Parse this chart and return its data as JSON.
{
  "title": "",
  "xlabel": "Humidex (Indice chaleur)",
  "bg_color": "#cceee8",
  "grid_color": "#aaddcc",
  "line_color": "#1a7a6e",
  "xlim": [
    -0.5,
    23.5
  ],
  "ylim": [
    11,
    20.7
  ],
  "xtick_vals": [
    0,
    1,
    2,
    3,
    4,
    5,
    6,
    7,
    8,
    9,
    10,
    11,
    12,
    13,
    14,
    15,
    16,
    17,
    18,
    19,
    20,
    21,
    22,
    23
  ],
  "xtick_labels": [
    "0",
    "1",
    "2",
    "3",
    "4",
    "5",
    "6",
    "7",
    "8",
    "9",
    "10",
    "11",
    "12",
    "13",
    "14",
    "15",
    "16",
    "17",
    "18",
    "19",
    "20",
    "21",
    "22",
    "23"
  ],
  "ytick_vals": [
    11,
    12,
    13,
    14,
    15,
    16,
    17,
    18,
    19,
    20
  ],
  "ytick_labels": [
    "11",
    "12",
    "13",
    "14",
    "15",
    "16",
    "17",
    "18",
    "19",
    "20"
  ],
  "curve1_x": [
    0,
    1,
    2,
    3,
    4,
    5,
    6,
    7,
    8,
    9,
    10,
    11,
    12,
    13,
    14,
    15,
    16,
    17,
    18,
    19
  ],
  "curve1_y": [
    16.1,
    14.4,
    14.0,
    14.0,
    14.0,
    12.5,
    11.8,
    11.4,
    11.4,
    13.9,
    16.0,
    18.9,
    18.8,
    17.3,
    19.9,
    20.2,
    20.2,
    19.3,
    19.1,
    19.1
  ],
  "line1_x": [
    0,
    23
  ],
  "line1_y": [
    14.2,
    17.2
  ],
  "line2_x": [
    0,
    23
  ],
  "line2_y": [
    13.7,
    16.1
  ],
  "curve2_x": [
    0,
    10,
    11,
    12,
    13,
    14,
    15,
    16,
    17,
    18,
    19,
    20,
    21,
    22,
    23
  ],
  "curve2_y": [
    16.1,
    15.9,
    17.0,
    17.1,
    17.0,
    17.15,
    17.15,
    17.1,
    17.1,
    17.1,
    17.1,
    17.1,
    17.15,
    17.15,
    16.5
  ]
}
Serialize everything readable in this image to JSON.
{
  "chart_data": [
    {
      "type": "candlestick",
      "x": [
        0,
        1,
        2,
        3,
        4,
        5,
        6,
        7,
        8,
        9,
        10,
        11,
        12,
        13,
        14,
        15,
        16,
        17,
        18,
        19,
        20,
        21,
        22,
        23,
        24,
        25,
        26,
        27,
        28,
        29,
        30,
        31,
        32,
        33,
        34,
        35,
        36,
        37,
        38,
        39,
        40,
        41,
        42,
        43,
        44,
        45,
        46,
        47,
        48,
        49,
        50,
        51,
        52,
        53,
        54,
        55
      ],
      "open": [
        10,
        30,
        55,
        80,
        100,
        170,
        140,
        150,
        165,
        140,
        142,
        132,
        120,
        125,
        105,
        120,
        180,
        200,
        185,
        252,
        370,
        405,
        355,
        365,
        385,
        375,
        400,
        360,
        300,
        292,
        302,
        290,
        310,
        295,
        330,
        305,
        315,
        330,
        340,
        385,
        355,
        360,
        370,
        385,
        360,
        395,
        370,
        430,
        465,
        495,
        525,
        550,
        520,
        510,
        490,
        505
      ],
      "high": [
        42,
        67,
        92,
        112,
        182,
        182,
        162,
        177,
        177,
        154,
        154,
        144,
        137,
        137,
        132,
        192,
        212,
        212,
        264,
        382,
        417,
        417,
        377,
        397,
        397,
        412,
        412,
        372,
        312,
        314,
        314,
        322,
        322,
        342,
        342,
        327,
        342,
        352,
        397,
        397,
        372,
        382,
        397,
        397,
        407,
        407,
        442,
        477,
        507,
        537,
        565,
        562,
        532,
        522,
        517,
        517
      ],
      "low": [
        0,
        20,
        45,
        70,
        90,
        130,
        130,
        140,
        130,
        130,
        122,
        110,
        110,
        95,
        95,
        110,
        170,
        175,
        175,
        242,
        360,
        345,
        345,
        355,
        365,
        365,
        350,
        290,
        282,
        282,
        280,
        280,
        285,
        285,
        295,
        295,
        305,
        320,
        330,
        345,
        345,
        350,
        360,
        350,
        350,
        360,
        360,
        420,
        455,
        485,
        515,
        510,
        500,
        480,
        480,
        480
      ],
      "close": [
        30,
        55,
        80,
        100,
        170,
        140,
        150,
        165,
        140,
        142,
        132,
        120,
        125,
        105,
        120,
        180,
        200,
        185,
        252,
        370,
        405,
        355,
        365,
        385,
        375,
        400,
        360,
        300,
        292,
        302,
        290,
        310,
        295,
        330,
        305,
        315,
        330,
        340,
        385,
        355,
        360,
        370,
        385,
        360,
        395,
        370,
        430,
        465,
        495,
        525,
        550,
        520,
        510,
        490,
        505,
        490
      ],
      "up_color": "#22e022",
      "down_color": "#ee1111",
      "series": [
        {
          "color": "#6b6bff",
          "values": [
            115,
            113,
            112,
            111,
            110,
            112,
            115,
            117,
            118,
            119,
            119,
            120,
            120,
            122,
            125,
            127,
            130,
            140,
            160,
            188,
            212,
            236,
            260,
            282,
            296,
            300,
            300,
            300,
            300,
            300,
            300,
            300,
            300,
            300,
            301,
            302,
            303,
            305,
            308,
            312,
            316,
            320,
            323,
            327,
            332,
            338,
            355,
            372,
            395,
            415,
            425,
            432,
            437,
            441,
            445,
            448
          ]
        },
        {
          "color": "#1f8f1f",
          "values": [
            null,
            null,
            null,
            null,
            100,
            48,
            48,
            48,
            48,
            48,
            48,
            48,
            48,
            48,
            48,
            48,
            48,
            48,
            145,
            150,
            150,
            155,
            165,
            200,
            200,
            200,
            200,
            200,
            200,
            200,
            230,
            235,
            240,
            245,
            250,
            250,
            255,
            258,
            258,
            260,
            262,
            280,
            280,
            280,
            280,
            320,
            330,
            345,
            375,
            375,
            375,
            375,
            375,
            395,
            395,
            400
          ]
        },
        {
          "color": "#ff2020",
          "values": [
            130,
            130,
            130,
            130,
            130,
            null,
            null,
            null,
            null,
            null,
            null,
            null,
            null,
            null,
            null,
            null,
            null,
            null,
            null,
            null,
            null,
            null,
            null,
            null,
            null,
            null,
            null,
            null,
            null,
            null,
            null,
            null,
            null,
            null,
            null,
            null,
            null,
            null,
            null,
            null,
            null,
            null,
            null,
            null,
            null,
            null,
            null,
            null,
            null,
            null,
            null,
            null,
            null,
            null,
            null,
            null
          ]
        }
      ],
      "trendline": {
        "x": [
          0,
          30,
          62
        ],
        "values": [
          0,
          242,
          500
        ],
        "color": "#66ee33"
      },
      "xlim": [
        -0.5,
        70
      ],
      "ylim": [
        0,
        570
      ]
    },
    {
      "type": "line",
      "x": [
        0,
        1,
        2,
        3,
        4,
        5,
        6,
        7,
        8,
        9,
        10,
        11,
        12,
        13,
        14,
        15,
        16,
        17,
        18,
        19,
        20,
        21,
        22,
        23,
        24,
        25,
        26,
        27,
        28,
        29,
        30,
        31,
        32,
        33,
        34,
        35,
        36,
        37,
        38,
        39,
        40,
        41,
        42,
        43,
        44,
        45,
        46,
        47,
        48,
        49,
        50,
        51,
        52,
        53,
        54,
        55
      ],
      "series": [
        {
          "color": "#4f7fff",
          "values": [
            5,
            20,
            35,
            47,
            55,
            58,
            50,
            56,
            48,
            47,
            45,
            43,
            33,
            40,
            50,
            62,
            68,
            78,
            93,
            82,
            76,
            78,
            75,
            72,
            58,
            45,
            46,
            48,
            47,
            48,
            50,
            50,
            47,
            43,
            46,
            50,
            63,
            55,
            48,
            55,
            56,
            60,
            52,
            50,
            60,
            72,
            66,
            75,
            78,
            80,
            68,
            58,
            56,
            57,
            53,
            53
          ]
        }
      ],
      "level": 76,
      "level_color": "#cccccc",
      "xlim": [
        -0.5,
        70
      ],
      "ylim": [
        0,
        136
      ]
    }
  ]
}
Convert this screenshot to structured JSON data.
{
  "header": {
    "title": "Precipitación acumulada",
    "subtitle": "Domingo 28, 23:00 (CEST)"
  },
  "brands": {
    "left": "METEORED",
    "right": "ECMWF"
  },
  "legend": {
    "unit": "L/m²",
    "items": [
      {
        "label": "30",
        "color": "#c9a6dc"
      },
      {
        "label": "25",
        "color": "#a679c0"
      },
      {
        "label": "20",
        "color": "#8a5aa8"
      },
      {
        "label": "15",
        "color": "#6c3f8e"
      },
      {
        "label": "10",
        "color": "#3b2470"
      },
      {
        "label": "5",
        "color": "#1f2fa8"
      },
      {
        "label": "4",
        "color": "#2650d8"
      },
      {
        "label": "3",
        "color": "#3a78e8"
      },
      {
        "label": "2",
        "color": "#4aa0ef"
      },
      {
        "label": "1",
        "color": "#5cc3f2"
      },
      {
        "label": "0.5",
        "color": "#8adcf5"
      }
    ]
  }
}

########

Look through the data and gather every line with the string "JSON" in it.

OUTPUT OF THE TASK:
Parse this chart and return its data as JSON.
Serialize everything readable in this image to JSON.
Convert this screenshot to structured JSON data.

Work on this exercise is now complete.